[Chart and figure data]
*-*-*
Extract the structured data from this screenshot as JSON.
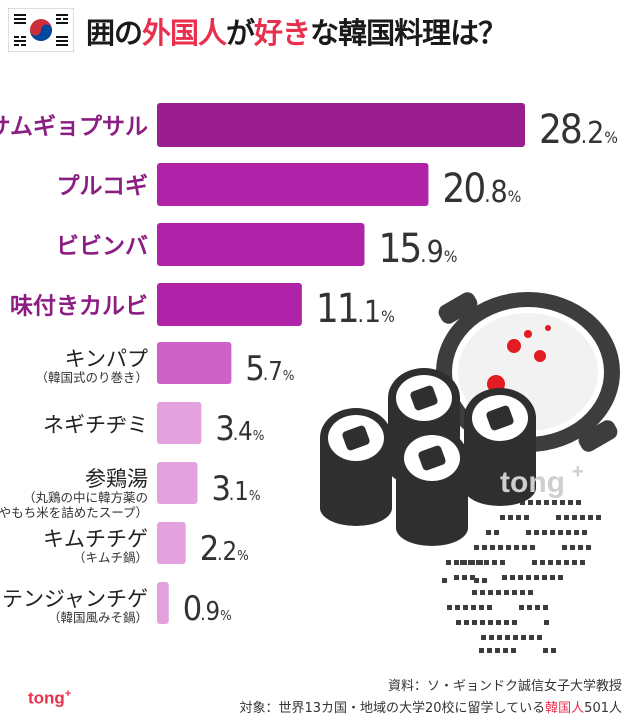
{
  "header": {
    "title_part1": "囲の",
    "title_accent1": "外国人",
    "title_part2": "が",
    "title_accent2": "好き",
    "title_part3": "な韓国料理は？"
  },
  "chart_data": {
    "type": "bar",
    "orientation": "horizontal",
    "categories": [
      {
        "name": "サムギョプサル",
        "sub": ""
      },
      {
        "name": "プルコギ",
        "sub": ""
      },
      {
        "name": "ビビンバ",
        "sub": ""
      },
      {
        "name": "味付きカルビ",
        "sub": ""
      },
      {
        "name": "キンパプ",
        "sub": "（韓国式のり巻き）"
      },
      {
        "name": "ネギチヂミ",
        "sub": ""
      },
      {
        "name": "参鶏湯",
        "sub": "（丸鶏の中に韓方薬の\n材料やもち米を詰めたスープ）"
      },
      {
        "name": "キムチチゲ",
        "sub": "（キムチ鍋）"
      },
      {
        "name": "テンジャンチゲ",
        "sub": "（韓国風みそ鍋）"
      }
    ],
    "values": [
      28.2,
      20.8,
      15.9,
      11.1,
      5.7,
      3.4,
      3.1,
      2.2,
      0.9
    ],
    "unit": "%",
    "colors": [
      "#9b1e8f",
      "#b022a8",
      "#b022a8",
      "#b022a8",
      "#cd62c6",
      "#e3a2dd",
      "#e3a2dd",
      "#e3a2dd",
      "#e3a2dd"
    ],
    "xlim": [
      0,
      28.2
    ]
  },
  "logo": {
    "text": "tong",
    "plus": "+"
  },
  "footer": {
    "brand": "tong",
    "brand_plus": "+",
    "source": "資料：ソ・ギョンドク誠信女子大学教授",
    "target_part1": "対象：世界13カ国・地域の大学20校に留学している",
    "target_accent": "韓国人",
    "target_part2": "501人"
  },
  "colors": {
    "accent_red": "#e8304f",
    "label_purple": "#8c1d82",
    "illustration": "#3d3d3d"
  }
}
*-*-*
## Given problem:
Replicate the material above verbatim; images stay out of the copy.

## Expected answer:
Extract the structured data from this screenshot as JSON.
{
  "header": {
    "title_part1": "囲の",
    "title_accent1": "外国人",
    "title_part2": "が",
    "title_accent2": "好き",
    "title_part3": "な韓国料理は？"
  },
  "chart_data": {
    "type": "bar",
    "orientation": "horizontal",
    "categories": [
      {
        "name": "サムギョプサル",
        "sub": ""
      },
      {
        "name": "プルコギ",
        "sub": ""
      },
      {
        "name": "ビビンバ",
        "sub": ""
      },
      {
        "name": "味付きカルビ",
        "sub": ""
      },
      {
        "name": "キンパプ",
        "sub": "（韓国式のり巻き）"
      },
      {
        "name": "ネギチヂミ",
        "sub": ""
      },
      {
        "name": "参鶏湯",
        "sub": "（丸鶏の中に韓方薬の\n材料やもち米を詰めたスープ）"
      },
      {
        "name": "キムチチゲ",
        "sub": "（キムチ鍋）"
      },
      {
        "name": "テンジャンチゲ",
        "sub": "（韓国風みそ鍋）"
      }
    ],
    "values": [
      28.2,
      20.8,
      15.9,
      11.1,
      5.7,
      3.4,
      3.1,
      2.2,
      0.9
    ],
    "unit": "%",
    "colors": [
      "#9b1e8f",
      "#b022a8",
      "#b022a8",
      "#b022a8",
      "#cd62c6",
      "#e3a2dd",
      "#e3a2dd",
      "#e3a2dd",
      "#e3a2dd"
    ],
    "xlim": [
      0,
      28.2
    ]
  },
  "logo": {
    "text": "tong",
    "plus": "+"
  },
  "footer": {
    "brand": "tong",
    "brand_plus": "+",
    "source": "資料：ソ・ギョンドク誠信女子大学教授",
    "target_part1": "対象：世界13カ国・地域の大学20校に留学している",
    "target_accent": "韓国人",
    "target_part2": "501人"
  },
  "colors": {
    "accent_red": "#e8304f",
    "label_purple": "#8c1d82",
    "illustration": "#3d3d3d"
  }
}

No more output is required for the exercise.